--- Problem details ---
Restate all the material verbatim, except for the pictures.

Dataset excerpt
* begin *
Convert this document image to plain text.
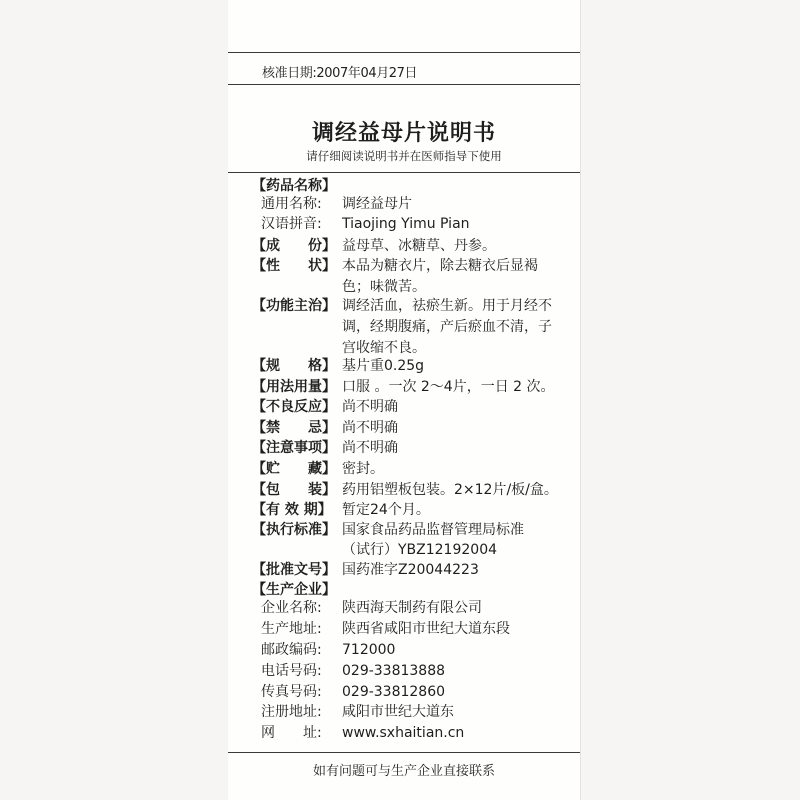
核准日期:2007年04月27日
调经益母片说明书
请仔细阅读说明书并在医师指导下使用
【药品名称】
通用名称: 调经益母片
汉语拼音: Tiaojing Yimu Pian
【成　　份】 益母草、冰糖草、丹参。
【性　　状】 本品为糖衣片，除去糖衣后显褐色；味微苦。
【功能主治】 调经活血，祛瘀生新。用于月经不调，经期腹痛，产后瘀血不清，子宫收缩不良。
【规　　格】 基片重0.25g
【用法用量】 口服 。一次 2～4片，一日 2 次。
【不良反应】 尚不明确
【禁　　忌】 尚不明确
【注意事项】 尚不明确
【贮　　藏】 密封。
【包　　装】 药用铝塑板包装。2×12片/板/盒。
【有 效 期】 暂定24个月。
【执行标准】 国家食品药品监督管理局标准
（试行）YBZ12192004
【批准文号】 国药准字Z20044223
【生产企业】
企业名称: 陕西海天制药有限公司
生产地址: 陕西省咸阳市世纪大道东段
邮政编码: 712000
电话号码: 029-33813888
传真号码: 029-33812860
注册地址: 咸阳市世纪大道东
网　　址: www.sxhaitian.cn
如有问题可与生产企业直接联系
* end *
--- Finished answer ---
Convert this document image to plain text.
核准日期:2007年04月27日
调经益母片说明书
请仔细阅读说明书并在医师指导下使用
【药品名称】
通用名称: 调经益母片
汉语拼音: Tiaojing Yimu Pian
【成　　份】 益母草、冰糖草、丹参。
【性　　状】 本品为糖衣片，除去糖衣后显褐色；味微苦。
【功能主治】 调经活血，祛瘀生新。用于月经不调，经期腹痛，产后瘀血不清，子宫收缩不良。
【规　　格】 基片重0.25g
【用法用量】 口服 。一次 2～4片，一日 2 次。
【不良反应】 尚不明确
【禁　　忌】 尚不明确
【注意事项】 尚不明确
【贮　　藏】 密封。
【包　　装】 药用铝塑板包装。2×12片/板/盒。
【有 效 期】 暂定24个月。
【执行标准】 国家食品药品监督管理局标准
（试行）YBZ12192004
【批准文号】 国药准字Z20044223
【生产企业】
企业名称: 陕西海天制药有限公司
生产地址: 陕西省咸阳市世纪大道东段
邮政编码: 712000
电话号码: 029-33813888
传真号码: 029-33812860
注册地址: 咸阳市世纪大道东
网　　址: www.sxhaitian.cn
如有问题可与生产企业直接联系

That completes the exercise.